» **Exercise**: Print the complete set of entries exactly.
☆ ☆ ☆ ☆
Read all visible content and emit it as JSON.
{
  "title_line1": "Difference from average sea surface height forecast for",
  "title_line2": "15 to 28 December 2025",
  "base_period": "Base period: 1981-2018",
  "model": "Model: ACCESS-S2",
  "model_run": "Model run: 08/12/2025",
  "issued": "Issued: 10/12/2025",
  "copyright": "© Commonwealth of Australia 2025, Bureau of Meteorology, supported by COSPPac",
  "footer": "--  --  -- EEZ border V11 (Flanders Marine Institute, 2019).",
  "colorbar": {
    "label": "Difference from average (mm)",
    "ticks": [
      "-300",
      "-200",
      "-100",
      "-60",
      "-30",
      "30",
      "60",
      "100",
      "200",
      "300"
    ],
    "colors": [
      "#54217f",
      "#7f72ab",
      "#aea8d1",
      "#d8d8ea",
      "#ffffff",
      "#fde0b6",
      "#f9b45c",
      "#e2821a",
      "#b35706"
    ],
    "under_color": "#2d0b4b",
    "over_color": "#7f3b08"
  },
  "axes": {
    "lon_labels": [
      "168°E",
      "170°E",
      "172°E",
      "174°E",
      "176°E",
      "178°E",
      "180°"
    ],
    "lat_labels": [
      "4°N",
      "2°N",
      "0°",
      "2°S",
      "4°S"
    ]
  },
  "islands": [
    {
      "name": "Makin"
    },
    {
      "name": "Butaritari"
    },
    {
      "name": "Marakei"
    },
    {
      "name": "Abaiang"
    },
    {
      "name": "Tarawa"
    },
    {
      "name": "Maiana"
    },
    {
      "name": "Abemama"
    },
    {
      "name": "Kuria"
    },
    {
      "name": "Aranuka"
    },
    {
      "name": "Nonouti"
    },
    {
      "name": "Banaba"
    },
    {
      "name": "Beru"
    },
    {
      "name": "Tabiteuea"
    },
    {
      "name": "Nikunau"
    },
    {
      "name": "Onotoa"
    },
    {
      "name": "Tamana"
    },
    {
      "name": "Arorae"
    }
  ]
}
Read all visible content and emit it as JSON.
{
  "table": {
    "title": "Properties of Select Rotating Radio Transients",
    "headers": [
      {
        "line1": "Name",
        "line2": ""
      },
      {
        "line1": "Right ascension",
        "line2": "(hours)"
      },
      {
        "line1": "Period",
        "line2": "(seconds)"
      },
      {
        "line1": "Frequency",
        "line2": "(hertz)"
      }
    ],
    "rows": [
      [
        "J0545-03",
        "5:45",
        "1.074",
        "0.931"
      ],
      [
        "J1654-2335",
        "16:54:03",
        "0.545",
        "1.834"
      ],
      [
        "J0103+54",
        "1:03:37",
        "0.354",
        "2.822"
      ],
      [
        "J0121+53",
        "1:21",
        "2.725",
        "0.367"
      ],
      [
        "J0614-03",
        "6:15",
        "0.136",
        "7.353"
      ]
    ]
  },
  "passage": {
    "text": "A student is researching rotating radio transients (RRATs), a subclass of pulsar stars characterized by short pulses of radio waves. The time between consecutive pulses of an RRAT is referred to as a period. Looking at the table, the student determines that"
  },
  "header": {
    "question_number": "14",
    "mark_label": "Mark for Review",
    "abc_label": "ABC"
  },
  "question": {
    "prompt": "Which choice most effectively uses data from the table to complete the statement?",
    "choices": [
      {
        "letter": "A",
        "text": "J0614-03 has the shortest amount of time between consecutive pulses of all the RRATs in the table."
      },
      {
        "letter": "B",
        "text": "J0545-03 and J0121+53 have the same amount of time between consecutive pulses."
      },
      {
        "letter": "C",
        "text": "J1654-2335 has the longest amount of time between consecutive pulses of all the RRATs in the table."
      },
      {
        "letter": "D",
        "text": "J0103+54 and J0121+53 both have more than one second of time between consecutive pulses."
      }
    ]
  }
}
☆ ☆ ☆ ☆
» **The completed task**:
Read all visible content and emit it as JSON.
{
  "title_line1": "Difference from average sea surface height forecast for",
  "title_line2": "15 to 28 December 2025",
  "base_period": "Base period: 1981-2018",
  "model": "Model: ACCESS-S2",
  "model_run": "Model run: 08/12/2025",
  "issued": "Issued: 10/12/2025",
  "copyright": "© Commonwealth of Australia 2025, Bureau of Meteorology, supported by COSPPac",
  "footer": "--  --  -- EEZ border V11 (Flanders Marine Institute, 2019).",
  "colorbar": {
    "label": "Difference from average (mm)",
    "ticks": [
      "-300",
      "-200",
      "-100",
      "-60",
      "-30",
      "30",
      "60",
      "100",
      "200",
      "300"
    ],
    "colors": [
      "#54217f",
      "#7f72ab",
      "#aea8d1",
      "#d8d8ea",
      "#ffffff",
      "#fde0b6",
      "#f9b45c",
      "#e2821a",
      "#b35706"
    ],
    "under_color": "#2d0b4b",
    "over_color": "#7f3b08"
  },
  "axes": {
    "lon_labels": [
      "168°E",
      "170°E",
      "172°E",
      "174°E",
      "176°E",
      "178°E",
      "180°"
    ],
    "lat_labels": [
      "4°N",
      "2°N",
      "0°",
      "2°S",
      "4°S"
    ]
  },
  "islands": [
    {
      "name": "Makin"
    },
    {
      "name": "Butaritari"
    },
    {
      "name": "Marakei"
    },
    {
      "name": "Abaiang"
    },
    {
      "name": "Tarawa"
    },
    {
      "name": "Maiana"
    },
    {
      "name": "Abemama"
    },
    {
      "name": "Kuria"
    },
    {
      "name": "Aranuka"
    },
    {
      "name": "Nonouti"
    },
    {
      "name": "Banaba"
    },
    {
      "name": "Beru"
    },
    {
      "name": "Tabiteuea"
    },
    {
      "name": "Nikunau"
    },
    {
      "name": "Onotoa"
    },
    {
      "name": "Tamana"
    },
    {
      "name": "Arorae"
    }
  ]
}
Read all visible content and emit it as JSON.
{
  "table": {
    "title": "Properties of Select Rotating Radio Transients",
    "headers": [
      {
        "line1": "Name",
        "line2": ""
      },
      {
        "line1": "Right ascension",
        "line2": "(hours)"
      },
      {
        "line1": "Period",
        "line2": "(seconds)"
      },
      {
        "line1": "Frequency",
        "line2": "(hertz)"
      }
    ],
    "rows": [
      [
        "J0545-03",
        "5:45",
        "1.074",
        "0.931"
      ],
      [
        "J1654-2335",
        "16:54:03",
        "0.545",
        "1.834"
      ],
      [
        "J0103+54",
        "1:03:37",
        "0.354",
        "2.822"
      ],
      [
        "J0121+53",
        "1:21",
        "2.725",
        "0.367"
      ],
      [
        "J0614-03",
        "6:15",
        "0.136",
        "7.353"
      ]
    ]
  },
  "passage": {
    "text": "A student is researching rotating radio transients (RRATs), a subclass of pulsar stars characterized by short pulses of radio waves. The time between consecutive pulses of an RRAT is referred to as a period. Looking at the table, the student determines that"
  },
  "header": {
    "question_number": "14",
    "mark_label": "Mark for Review",
    "abc_label": "ABC"
  },
  "question": {
    "prompt": "Which choice most effectively uses data from the table to complete the statement?",
    "choices": [
      {
        "letter": "A",
        "text": "J0614-03 has the shortest amount of time between consecutive pulses of all the RRATs in the table."
      },
      {
        "letter": "B",
        "text": "J0545-03 and J0121+53 have the same amount of time between consecutive pulses."
      },
      {
        "letter": "C",
        "text": "J1654-2335 has the longest amount of time between consecutive pulses of all the RRATs in the table."
      },
      {
        "letter": "D",
        "text": "J0103+54 and J0121+53 both have more than one second of time between consecutive pulses."
      }
    ]
  }
}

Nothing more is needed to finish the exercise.